[Listed records start]

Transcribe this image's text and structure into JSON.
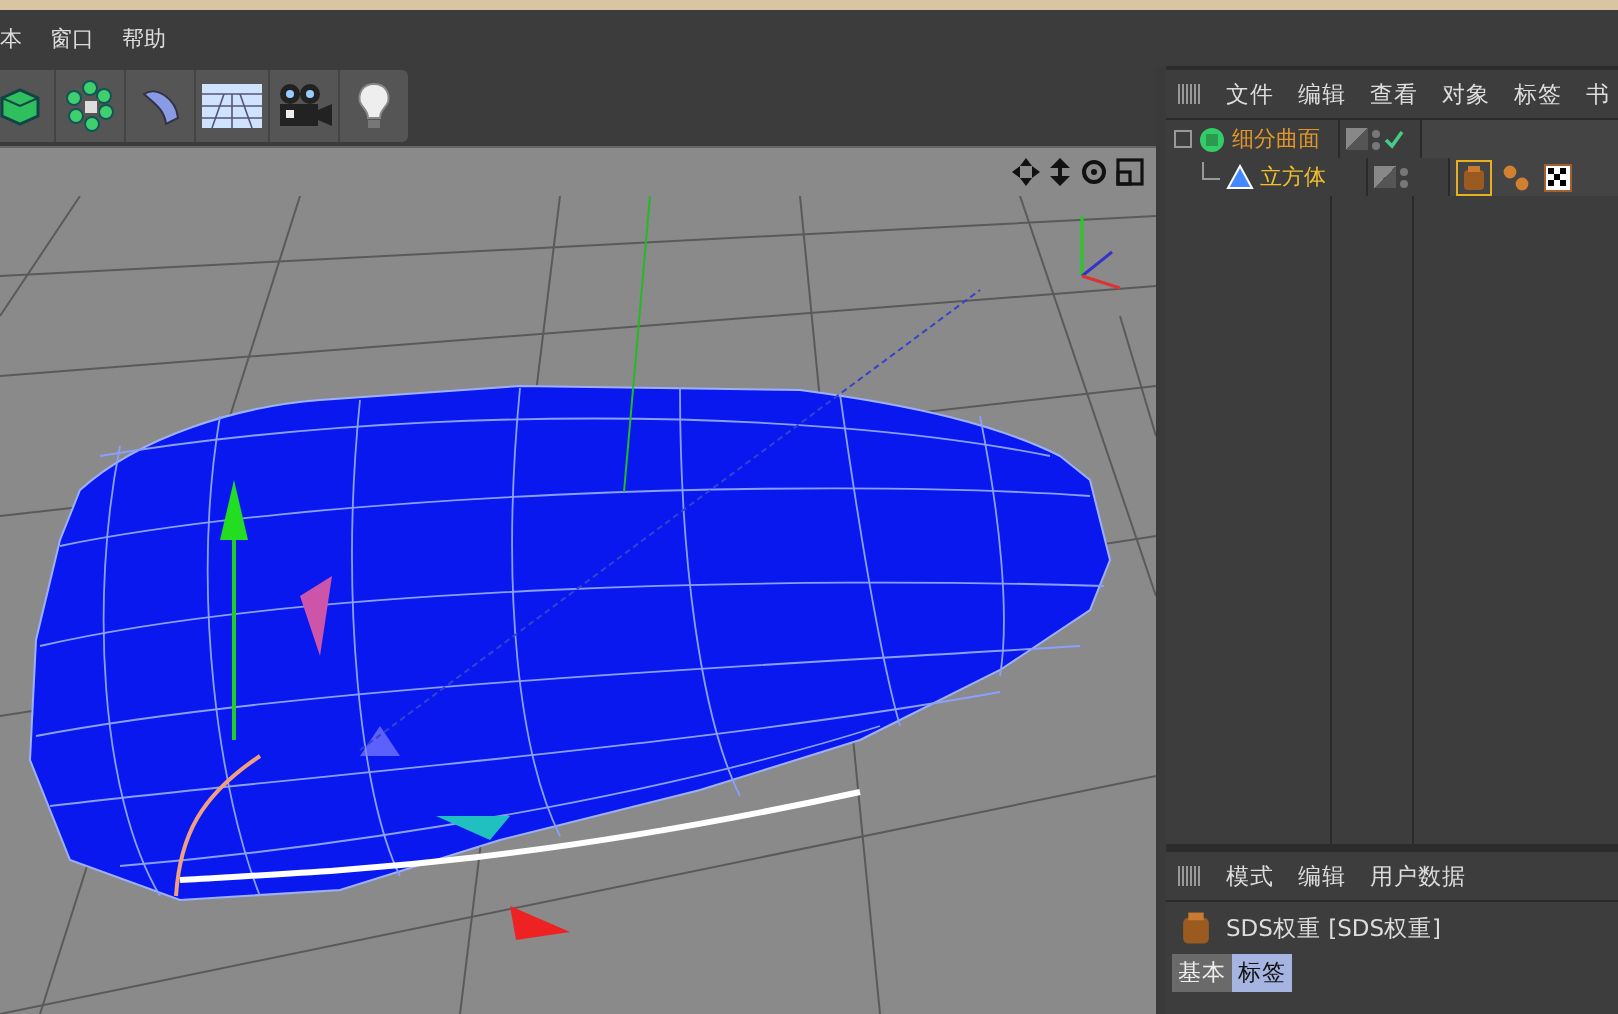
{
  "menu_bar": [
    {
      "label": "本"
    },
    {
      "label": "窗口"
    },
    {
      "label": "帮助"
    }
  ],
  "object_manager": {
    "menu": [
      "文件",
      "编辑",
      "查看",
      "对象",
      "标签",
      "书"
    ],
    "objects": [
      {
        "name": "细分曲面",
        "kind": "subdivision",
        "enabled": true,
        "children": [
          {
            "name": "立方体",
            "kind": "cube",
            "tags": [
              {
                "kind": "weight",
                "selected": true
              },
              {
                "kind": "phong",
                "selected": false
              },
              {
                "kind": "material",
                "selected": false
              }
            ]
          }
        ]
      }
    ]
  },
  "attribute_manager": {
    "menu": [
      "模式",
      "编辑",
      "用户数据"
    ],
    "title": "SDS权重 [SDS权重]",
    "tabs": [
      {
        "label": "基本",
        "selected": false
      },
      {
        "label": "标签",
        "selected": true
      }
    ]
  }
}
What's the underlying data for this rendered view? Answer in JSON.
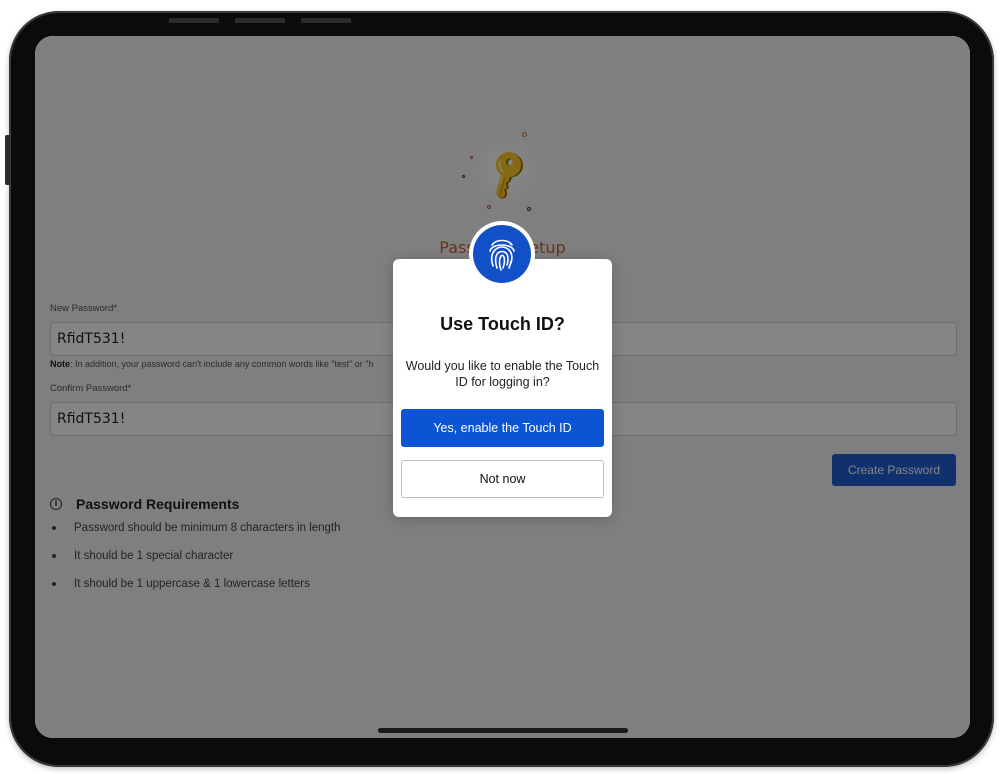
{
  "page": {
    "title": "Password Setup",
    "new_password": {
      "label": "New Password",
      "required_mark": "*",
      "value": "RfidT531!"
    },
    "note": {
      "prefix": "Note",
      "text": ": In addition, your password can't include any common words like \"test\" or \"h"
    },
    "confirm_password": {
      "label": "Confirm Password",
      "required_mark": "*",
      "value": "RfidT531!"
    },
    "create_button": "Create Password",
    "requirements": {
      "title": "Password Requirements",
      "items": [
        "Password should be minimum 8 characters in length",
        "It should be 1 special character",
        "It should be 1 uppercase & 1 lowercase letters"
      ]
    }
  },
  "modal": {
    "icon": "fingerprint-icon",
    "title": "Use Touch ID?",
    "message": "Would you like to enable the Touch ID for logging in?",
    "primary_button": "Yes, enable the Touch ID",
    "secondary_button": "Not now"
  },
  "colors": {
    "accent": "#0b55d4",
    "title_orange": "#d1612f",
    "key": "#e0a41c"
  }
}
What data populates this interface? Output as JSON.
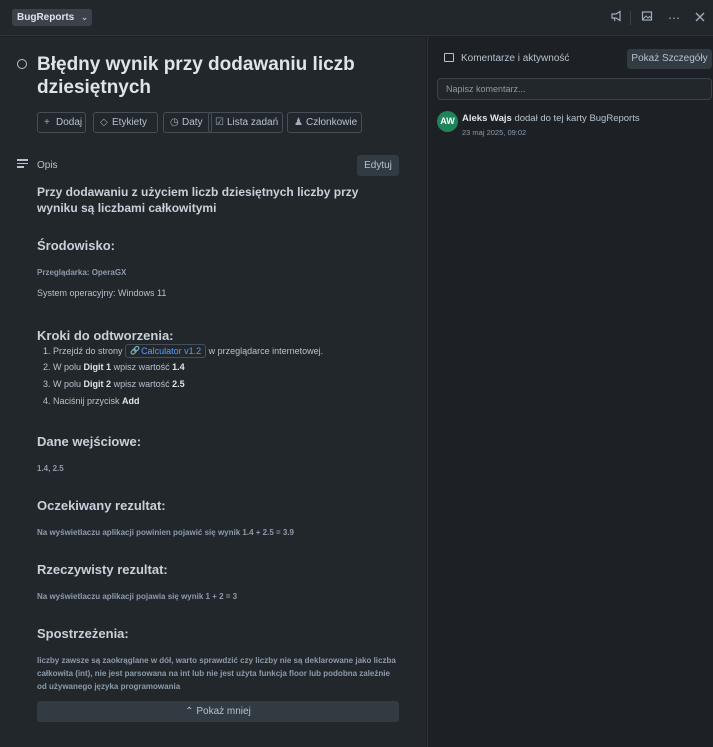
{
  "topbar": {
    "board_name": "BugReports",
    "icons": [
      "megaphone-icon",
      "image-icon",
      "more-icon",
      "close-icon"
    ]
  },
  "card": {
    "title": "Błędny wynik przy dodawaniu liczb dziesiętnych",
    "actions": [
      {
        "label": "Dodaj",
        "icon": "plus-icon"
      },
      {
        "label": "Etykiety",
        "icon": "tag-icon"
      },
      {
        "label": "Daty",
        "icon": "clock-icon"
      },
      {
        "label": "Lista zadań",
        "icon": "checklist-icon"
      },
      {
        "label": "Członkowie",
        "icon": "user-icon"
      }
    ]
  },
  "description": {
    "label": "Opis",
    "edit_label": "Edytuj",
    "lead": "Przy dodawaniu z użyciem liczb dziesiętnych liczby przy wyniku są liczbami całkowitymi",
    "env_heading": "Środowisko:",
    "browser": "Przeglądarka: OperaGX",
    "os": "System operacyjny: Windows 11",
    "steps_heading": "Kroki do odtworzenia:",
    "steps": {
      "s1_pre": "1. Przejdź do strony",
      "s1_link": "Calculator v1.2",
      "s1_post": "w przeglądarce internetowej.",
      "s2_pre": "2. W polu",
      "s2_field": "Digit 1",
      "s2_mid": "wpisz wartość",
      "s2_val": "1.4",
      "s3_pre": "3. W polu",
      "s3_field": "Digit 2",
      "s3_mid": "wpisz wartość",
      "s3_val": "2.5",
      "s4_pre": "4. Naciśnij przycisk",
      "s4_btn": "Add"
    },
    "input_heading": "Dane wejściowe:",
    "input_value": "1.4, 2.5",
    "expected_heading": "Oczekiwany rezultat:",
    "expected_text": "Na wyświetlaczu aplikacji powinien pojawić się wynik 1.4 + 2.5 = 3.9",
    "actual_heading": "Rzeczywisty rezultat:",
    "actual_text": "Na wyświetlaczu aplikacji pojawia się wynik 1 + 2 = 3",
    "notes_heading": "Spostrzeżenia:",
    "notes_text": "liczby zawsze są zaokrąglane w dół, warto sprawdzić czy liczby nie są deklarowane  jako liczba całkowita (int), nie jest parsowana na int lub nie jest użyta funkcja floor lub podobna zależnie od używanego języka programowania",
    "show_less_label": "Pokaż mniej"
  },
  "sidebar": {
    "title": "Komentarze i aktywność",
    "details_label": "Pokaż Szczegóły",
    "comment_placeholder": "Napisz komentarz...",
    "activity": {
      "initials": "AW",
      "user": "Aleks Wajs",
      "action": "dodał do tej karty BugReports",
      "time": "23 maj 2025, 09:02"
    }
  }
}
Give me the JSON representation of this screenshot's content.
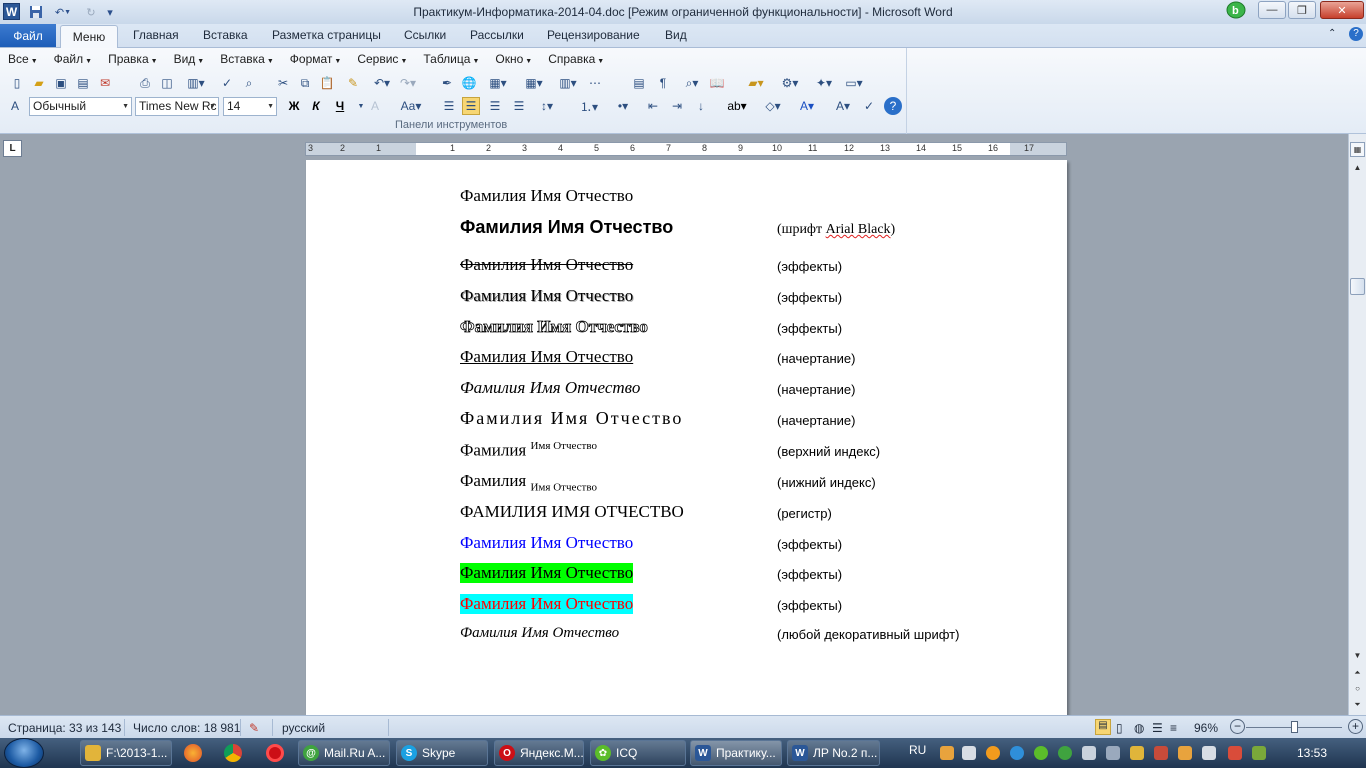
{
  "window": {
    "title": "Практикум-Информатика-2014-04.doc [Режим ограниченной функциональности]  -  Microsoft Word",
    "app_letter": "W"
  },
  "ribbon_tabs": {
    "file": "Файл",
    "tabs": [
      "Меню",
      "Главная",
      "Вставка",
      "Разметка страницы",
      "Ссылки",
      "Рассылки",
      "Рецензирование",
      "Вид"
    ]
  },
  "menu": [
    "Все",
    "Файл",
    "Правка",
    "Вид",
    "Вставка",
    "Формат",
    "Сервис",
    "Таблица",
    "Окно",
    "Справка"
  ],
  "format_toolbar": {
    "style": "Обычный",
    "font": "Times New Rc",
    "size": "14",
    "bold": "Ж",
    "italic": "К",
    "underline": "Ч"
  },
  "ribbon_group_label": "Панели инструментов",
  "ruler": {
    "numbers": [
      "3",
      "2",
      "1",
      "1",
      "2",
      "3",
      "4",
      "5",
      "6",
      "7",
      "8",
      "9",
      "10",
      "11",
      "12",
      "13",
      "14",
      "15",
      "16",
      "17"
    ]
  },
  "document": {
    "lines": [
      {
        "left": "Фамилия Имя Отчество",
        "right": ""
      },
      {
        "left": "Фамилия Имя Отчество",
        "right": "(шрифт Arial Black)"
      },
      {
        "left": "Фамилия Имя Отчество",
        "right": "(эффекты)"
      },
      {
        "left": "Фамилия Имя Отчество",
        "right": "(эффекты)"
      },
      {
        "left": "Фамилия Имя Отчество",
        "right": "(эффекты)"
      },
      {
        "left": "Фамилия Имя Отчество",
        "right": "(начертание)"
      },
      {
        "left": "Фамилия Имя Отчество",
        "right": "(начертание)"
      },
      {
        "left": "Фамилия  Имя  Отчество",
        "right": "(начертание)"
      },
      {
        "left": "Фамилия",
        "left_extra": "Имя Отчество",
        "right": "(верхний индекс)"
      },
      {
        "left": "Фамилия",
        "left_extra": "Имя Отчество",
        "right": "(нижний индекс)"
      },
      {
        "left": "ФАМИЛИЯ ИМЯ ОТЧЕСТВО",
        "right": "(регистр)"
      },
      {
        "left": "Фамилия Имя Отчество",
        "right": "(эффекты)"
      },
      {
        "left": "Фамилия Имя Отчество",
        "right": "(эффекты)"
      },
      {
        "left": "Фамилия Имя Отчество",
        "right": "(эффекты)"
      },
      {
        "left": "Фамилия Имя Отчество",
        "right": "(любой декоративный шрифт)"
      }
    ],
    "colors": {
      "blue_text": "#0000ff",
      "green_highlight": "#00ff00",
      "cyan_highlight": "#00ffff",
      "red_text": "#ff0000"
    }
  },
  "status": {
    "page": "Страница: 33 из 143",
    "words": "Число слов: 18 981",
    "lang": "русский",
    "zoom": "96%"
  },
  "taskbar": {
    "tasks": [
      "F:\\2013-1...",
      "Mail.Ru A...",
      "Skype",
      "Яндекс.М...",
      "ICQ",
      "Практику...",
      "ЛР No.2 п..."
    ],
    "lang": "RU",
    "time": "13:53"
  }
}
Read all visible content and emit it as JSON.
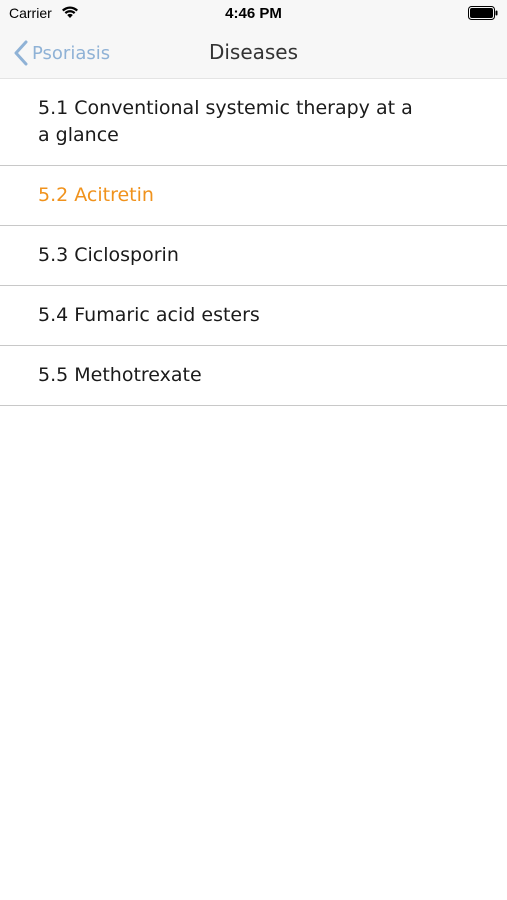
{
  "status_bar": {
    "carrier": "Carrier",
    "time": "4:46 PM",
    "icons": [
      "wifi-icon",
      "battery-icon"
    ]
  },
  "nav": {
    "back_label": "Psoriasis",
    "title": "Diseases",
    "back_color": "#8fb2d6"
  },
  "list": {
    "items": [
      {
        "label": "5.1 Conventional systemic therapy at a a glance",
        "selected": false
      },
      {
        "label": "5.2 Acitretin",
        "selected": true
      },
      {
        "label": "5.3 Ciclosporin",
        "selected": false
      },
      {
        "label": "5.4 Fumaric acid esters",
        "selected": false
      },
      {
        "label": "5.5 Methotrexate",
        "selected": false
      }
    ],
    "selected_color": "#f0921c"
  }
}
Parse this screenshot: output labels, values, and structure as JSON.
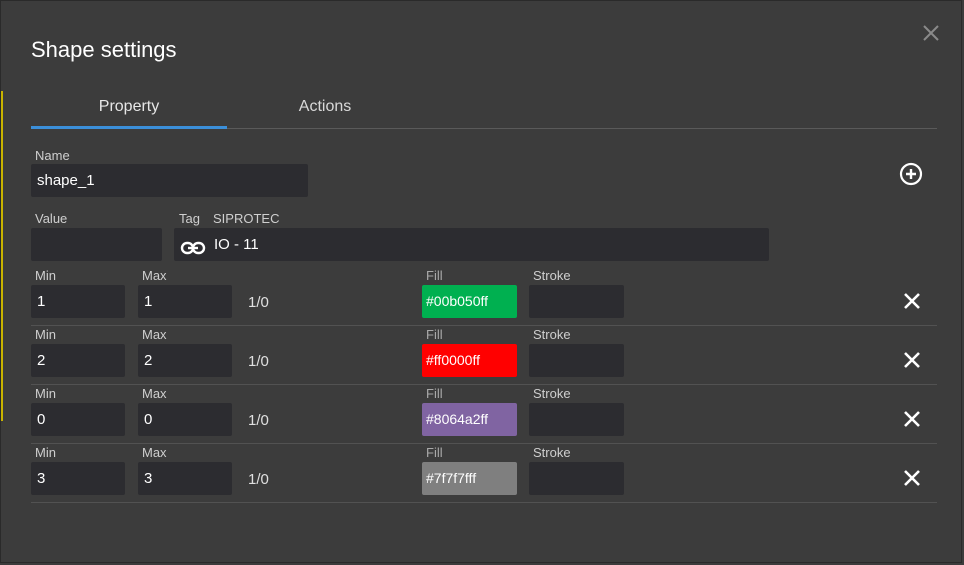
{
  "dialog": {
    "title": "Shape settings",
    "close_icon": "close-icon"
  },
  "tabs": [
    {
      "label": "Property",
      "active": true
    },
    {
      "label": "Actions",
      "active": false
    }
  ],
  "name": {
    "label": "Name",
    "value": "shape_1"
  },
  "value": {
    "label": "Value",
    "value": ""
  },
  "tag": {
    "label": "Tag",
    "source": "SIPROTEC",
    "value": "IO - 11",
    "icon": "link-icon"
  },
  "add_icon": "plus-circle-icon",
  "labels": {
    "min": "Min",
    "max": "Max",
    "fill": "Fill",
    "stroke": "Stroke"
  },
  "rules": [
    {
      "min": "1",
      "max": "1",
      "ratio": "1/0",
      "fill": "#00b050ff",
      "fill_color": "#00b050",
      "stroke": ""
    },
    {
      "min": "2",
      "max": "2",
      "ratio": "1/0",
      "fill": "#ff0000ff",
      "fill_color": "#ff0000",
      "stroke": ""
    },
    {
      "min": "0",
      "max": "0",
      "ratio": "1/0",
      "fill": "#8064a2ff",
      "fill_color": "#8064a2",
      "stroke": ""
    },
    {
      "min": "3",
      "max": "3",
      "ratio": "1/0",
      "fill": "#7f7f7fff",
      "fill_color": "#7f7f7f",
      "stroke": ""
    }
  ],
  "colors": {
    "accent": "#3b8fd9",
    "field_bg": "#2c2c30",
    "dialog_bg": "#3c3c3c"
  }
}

[Listed records end]

→ Goal
Return all lines of the material above in which the word "image" occurs.

→ Expected answer
Transcribe this image's text and structure into JSON.
      "image-icon",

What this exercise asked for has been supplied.